_STATED TASK:_
Present every line in which the string "text" appears.

_RECORDS TO PROCESS:_
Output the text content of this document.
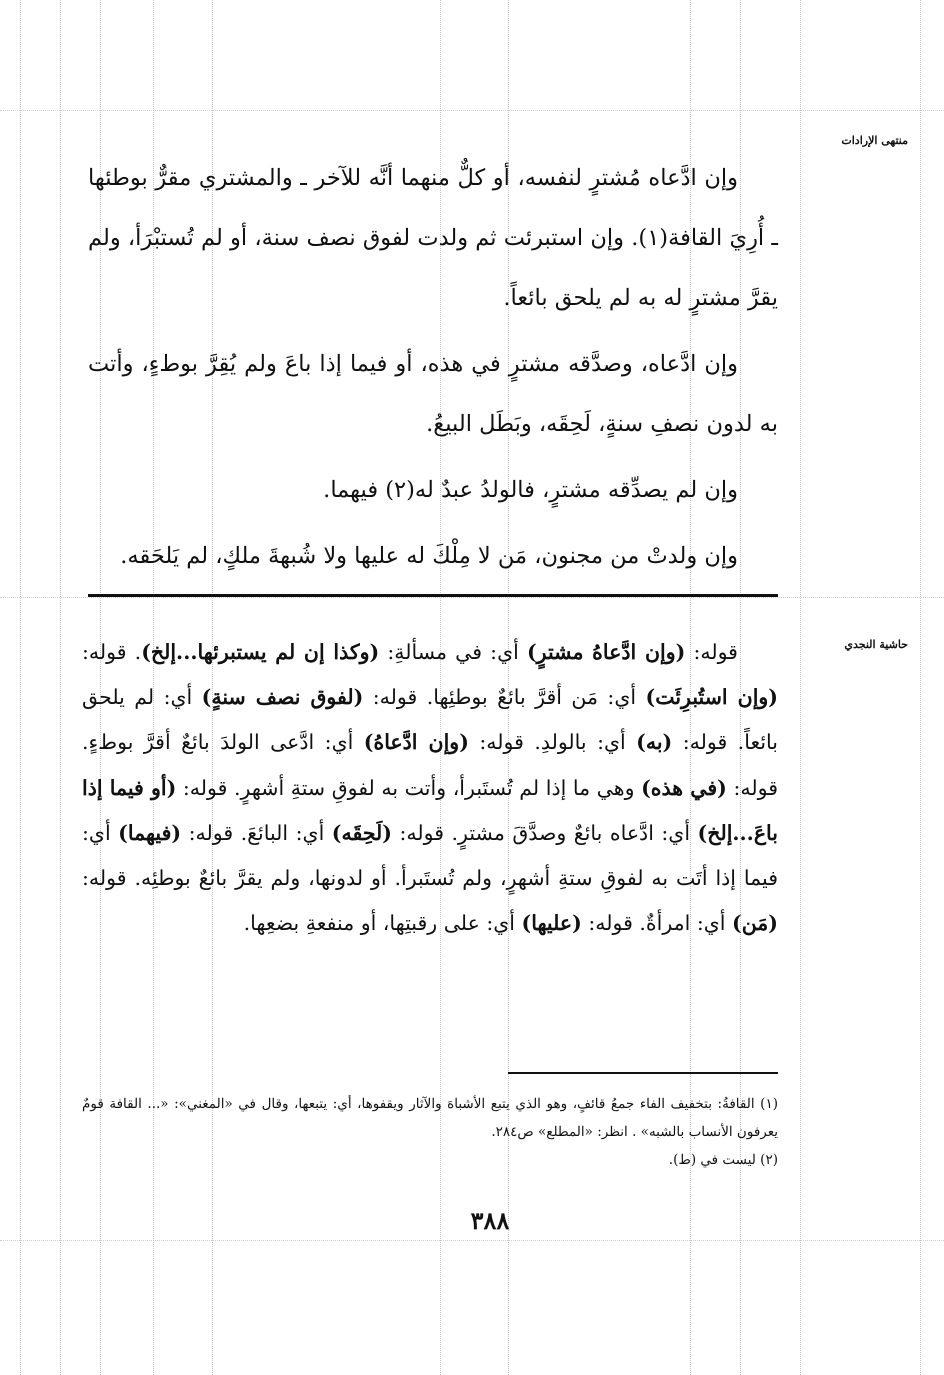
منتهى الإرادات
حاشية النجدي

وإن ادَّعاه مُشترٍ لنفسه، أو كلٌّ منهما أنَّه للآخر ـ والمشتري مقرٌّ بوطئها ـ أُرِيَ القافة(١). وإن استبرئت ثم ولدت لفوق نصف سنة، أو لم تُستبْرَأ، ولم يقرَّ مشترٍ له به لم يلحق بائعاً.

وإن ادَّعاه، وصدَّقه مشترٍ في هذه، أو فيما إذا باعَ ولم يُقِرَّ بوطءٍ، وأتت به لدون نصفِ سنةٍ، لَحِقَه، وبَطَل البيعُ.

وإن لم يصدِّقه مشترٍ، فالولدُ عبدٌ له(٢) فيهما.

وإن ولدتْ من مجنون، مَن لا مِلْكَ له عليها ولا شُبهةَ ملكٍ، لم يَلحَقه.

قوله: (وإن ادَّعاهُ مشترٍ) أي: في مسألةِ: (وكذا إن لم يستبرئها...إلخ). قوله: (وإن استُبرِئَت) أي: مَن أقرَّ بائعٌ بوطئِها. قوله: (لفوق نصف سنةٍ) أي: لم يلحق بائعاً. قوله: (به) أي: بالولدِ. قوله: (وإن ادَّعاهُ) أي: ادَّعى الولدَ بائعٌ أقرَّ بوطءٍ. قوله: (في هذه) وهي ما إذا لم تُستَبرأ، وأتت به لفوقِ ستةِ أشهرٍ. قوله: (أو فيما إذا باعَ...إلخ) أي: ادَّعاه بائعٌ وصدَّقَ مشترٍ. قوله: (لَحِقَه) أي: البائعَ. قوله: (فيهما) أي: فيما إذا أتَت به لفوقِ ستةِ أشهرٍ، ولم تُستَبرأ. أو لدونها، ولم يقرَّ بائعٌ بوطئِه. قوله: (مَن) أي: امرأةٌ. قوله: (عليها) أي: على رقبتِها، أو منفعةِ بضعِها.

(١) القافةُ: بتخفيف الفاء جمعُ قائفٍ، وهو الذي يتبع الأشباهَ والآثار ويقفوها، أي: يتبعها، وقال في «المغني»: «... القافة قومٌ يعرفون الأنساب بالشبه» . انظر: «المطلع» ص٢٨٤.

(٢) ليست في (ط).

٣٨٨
...
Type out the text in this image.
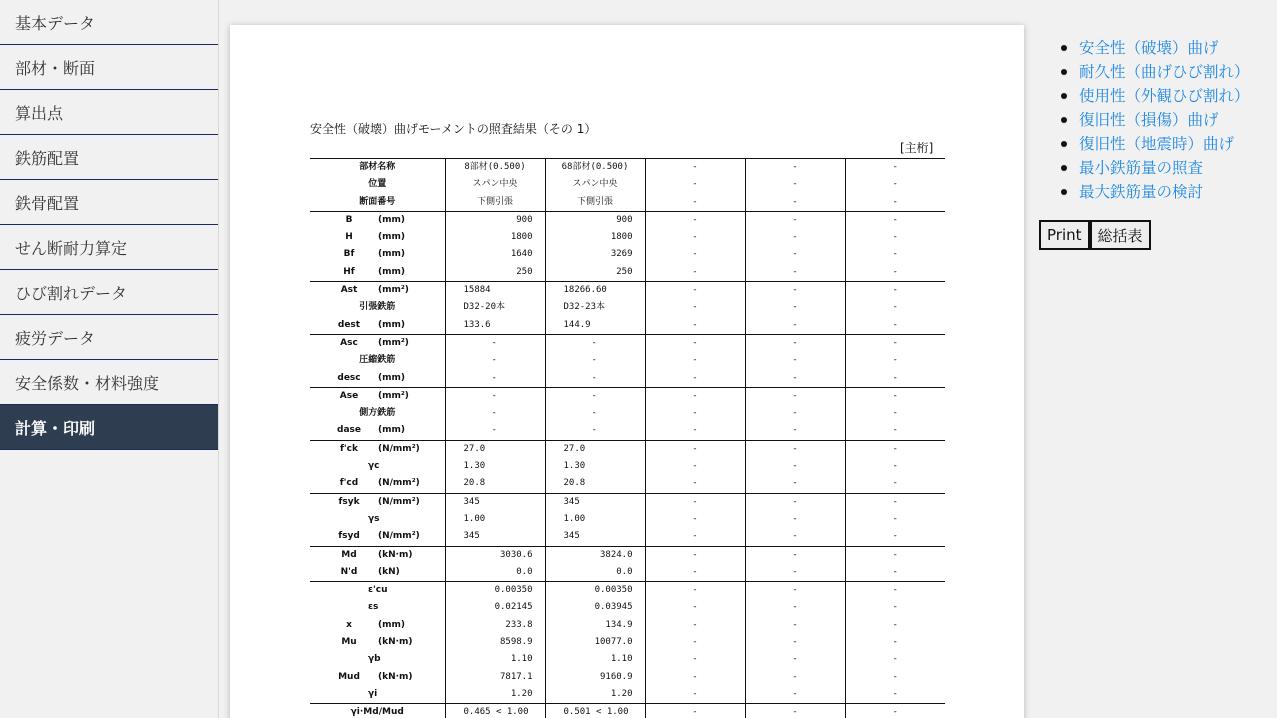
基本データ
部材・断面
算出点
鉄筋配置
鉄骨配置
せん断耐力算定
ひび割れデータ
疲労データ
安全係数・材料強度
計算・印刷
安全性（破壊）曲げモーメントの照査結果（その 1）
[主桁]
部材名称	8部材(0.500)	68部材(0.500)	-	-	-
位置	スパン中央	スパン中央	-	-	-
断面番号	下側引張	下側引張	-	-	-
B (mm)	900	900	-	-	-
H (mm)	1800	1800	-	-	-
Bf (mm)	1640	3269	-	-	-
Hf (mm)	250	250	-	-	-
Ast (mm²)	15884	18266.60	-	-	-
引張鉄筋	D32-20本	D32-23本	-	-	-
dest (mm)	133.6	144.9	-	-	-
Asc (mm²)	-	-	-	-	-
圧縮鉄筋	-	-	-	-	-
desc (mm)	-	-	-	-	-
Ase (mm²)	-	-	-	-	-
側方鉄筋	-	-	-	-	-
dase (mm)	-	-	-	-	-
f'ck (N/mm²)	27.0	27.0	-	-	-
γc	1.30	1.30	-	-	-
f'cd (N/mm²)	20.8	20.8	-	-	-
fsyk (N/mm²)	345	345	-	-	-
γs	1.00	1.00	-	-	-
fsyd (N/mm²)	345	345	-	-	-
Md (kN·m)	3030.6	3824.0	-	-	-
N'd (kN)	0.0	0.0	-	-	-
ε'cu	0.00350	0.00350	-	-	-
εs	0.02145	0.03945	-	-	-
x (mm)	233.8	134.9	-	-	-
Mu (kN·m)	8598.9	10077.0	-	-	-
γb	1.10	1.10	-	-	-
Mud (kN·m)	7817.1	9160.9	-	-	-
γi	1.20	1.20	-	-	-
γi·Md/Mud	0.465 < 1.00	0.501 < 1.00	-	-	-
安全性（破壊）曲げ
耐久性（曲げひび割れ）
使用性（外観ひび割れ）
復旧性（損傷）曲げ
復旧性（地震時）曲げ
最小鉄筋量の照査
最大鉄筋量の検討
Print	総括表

_ANSWER TO THE EXERCISE:_
Output the text content of this document.
Type out the text in this image.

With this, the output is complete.